TASK PROMPT: Please turn the records below into a numbered list with one line per item, skipping any blank lines and leaving out the pictures.

※ ※ ※

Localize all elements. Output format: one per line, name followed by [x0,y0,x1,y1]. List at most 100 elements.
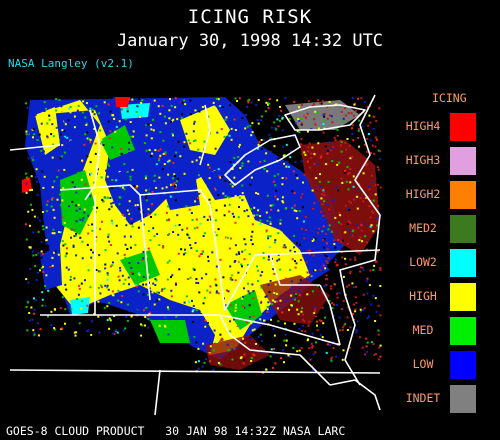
cloud-pixel [134,213,137,216]
cloud-pixel [231,212,234,215]
cloud-pixel [214,278,217,281]
cloud-pixel [288,117,291,120]
cloud-pixel [128,310,131,313]
cloud-pixel [260,148,263,151]
cloud-pixel [103,306,106,309]
cloud-pixel [341,256,344,259]
cloud-pixel [197,347,200,350]
cloud-pixel [289,156,292,159]
cloud-pixel [106,273,109,276]
cloud-pixel [261,218,264,221]
cloud-pixel [92,251,94,254]
cloud-pixel [303,115,306,118]
cloud-pixel [299,323,302,326]
cloud-pixel [317,142,320,145]
cloud-pixel [238,143,241,146]
cloud-pixel [318,202,321,205]
cloud-pixel [39,269,41,272]
cloud-pixel [97,300,100,303]
cloud-pixel [194,242,197,244]
cloud-pixel [210,310,213,313]
cloud-pixel [241,199,244,202]
cloud-pixel [219,340,222,343]
cloud-pixel [328,208,331,211]
cloud-pixel [217,106,220,109]
cloud-pixel [325,283,328,286]
cloud-pixel [180,248,183,251]
cloud-pixel [371,181,374,184]
cloud-pixel [361,346,364,349]
legend-item-high2: HIGH2 [398,181,498,209]
cloud-pixel [223,214,226,217]
cloud-pixel [378,107,381,110]
cloud-pixel [236,261,239,264]
cloud-pixel [325,218,328,221]
cloud-pixel [129,121,132,123]
cloud-pixel [147,247,150,250]
cloud-pixel [38,133,41,136]
cloud-pixel [338,221,340,224]
cloud-pixel [38,219,41,222]
cloud-pixel [241,117,244,120]
cloud-pixel [37,230,40,233]
cloud-pixel [41,298,44,301]
cloud-pixel [279,299,282,302]
cloud-pixel [104,267,107,270]
cloud-pixel [277,320,280,323]
cloud-pixel [74,132,77,135]
cloud-pixel [345,148,347,151]
cloud-pixel [43,175,46,178]
cloud-pixel [349,157,352,160]
cloud-pixel [222,334,225,337]
cloud-pixel [377,304,380,307]
cloud-pixel [194,173,197,175]
cloud-pixel [322,131,325,134]
cloud-pixel [91,108,94,111]
cloud-pixel [289,255,292,257]
cloud-pixel [356,320,359,323]
cloud-pixel [335,355,338,358]
cloud-pixel [252,353,255,356]
cloud-pixel [139,150,142,153]
cloud-pixel [121,295,124,297]
cloud-pixel [53,308,56,311]
cloud-pixel [342,299,345,302]
cloud-pixel [203,232,206,235]
cloud-pixel [191,310,194,313]
cloud-pixel [206,289,209,292]
cloud-pixel [313,154,316,156]
cloud-pixel [55,109,58,112]
cloud-pixel [154,284,157,286]
cloud-pixel [349,270,352,273]
cloud-pixel [344,114,347,117]
cloud-pixel [266,194,269,197]
cloud-pixel [259,161,262,163]
cloud-pixel [309,274,312,277]
cloud-pixel [145,197,147,200]
cloud-pixel [147,213,150,216]
cloud-pixel [259,222,262,225]
cloud-pixel [354,100,357,103]
cloud-pixel [215,190,218,193]
cloud-pixel [128,212,131,215]
cloud-pixel [379,285,382,287]
cloud-pixel [198,110,201,113]
cloud-pixel [145,124,148,127]
cloud-pixel [73,115,76,118]
cloud-pixel [238,196,241,199]
cloud-pixel [72,245,75,248]
cloud-pixel [225,107,228,110]
cloud-pixel [290,287,293,290]
cloud-pixel [306,293,309,296]
cloud-pixel [119,264,122,267]
cloud-pixel [118,108,121,111]
map-title: ICING RISK [187,6,313,28]
cloud-pixel [280,109,283,112]
cloud-pixel [313,162,316,165]
cloud-pixel [228,210,231,213]
cloud-pixel [252,362,255,364]
cloud-pixel [44,107,47,110]
cloud-pixel [32,329,35,332]
cloud-pixel [335,186,338,189]
cloud-pixel [126,319,129,322]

※ ※ ※

WRITTEN SOLUTION:
1. Localize all elements. Output format: one per line, name followed by [x0,y0,x1,y1]. List at most 100 elements.
2. cloud-pixel [134,213,137,216]
3. cloud-pixel [231,212,234,215]
4. cloud-pixel [214,278,217,281]
5. cloud-pixel [288,117,291,120]
6. cloud-pixel [128,310,131,313]
7. cloud-pixel [260,148,263,151]
8. cloud-pixel [103,306,106,309]
9. cloud-pixel [341,256,344,259]
10. cloud-pixel [197,347,200,350]
11. cloud-pixel [289,156,292,159]
12. cloud-pixel [106,273,109,276]
13. cloud-pixel [261,218,264,221]
14. cloud-pixel [92,251,94,254]
15. cloud-pixel [303,115,306,118]
16. cloud-pixel [299,323,302,326]
17. cloud-pixel [317,142,320,145]
18. cloud-pixel [238,143,241,146]
19. cloud-pixel [318,202,321,205]
20. cloud-pixel [39,269,41,272]
21. cloud-pixel [97,300,100,303]
22. cloud-pixel [194,242,197,244]
23. cloud-pixel [210,310,213,313]
24. cloud-pixel [241,199,244,202]
25. cloud-pixel [219,340,222,343]
26. cloud-pixel [328,208,331,211]
27. cloud-pixel [217,106,220,109]
28. cloud-pixel [325,283,328,286]
29. cloud-pixel [180,248,183,251]
30. cloud-pixel [371,181,374,184]
31. cloud-pixel [361,346,364,349]
32. legend-item-high2: HIGH2 [398,181,498,209]
33. cloud-pixel [223,214,226,217]
34. cloud-pixel [378,107,381,110]
35. cloud-pixel [236,261,239,264]
36. cloud-pixel [325,218,328,221]
37. cloud-pixel [129,121,132,123]
38. cloud-pixel [147,247,150,250]
39. cloud-pixel [38,133,41,136]
40. cloud-pixel [338,221,340,224]
41. cloud-pixel [38,219,41,222]
42. cloud-pixel [241,117,244,120]
43. cloud-pixel [37,230,40,233]
44. cloud-pixel [41,298,44,301]
45. cloud-pixel [279,299,282,302]
46. cloud-pixel [104,267,107,270]
47. cloud-pixel [277,320,280,323]
48. cloud-pixel [74,132,77,135]
49. cloud-pixel [345,148,347,151]
50. cloud-pixel [43,175,46,178]
51. cloud-pixel [349,157,352,160]
52. cloud-pixel [222,334,225,337]
53. cloud-pixel [377,304,380,307]
54. cloud-pixel [194,173,197,175]
55. cloud-pixel [322,131,325,134]
56. cloud-pixel [91,108,94,111]
57. cloud-pixel [289,255,292,257]
58. cloud-pixel [356,320,359,323]
59. cloud-pixel [335,355,338,358]
60. cloud-pixel [252,353,255,356]
61. cloud-pixel [139,150,142,153]
62. cloud-pixel [121,295,124,297]
63. cloud-pixel [53,308,56,311]
64. cloud-pixel [342,299,345,302]
65. cloud-pixel [203,232,206,235]
66. cloud-pixel [191,310,194,313]
67. cloud-pixel [206,289,209,292]
68. cloud-pixel [313,154,316,156]
69. cloud-pixel [55,109,58,112]
70. cloud-pixel [154,284,157,286]
71. cloud-pixel [349,270,352,273]
72. cloud-pixel [344,114,347,117]
73. cloud-pixel [266,194,269,197]
74. cloud-pixel [259,161,262,163]
75. cloud-pixel [309,274,312,277]
76. cloud-pixel [145,197,147,200]
77. cloud-pixel [147,213,150,216]
78. cloud-pixel [259,222,262,225]
79. cloud-pixel [354,100,357,103]
80. cloud-pixel [215,190,218,193]
81. cloud-pixel [128,212,131,215]
82. cloud-pixel [379,285,382,287]
83. cloud-pixel [198,110,201,113]
84. cloud-pixel [145,124,148,127]
85. cloud-pixel [73,115,76,118]
86. cloud-pixel [238,196,241,199]
87. cloud-pixel [72,245,75,248]
88. cloud-pixel [225,107,228,110]
89. cloud-pixel [290,287,293,290]
90. cloud-pixel [306,293,309,296]
91. cloud-pixel [119,264,122,267]
92. cloud-pixel [118,108,121,111]
93. map-title: ICING RISK [187,6,313,28]
94. cloud-pixel [280,109,283,112]
95. cloud-pixel [313,162,316,165]
96. cloud-pixel [228,210,231,213]
97. cloud-pixel [252,362,255,364]
98. cloud-pixel [44,107,47,110]
99. cloud-pixel [32,329,35,332]
100. cloud-pixel [335,186,338,189]
101. cloud-pixel [126,319,129,322]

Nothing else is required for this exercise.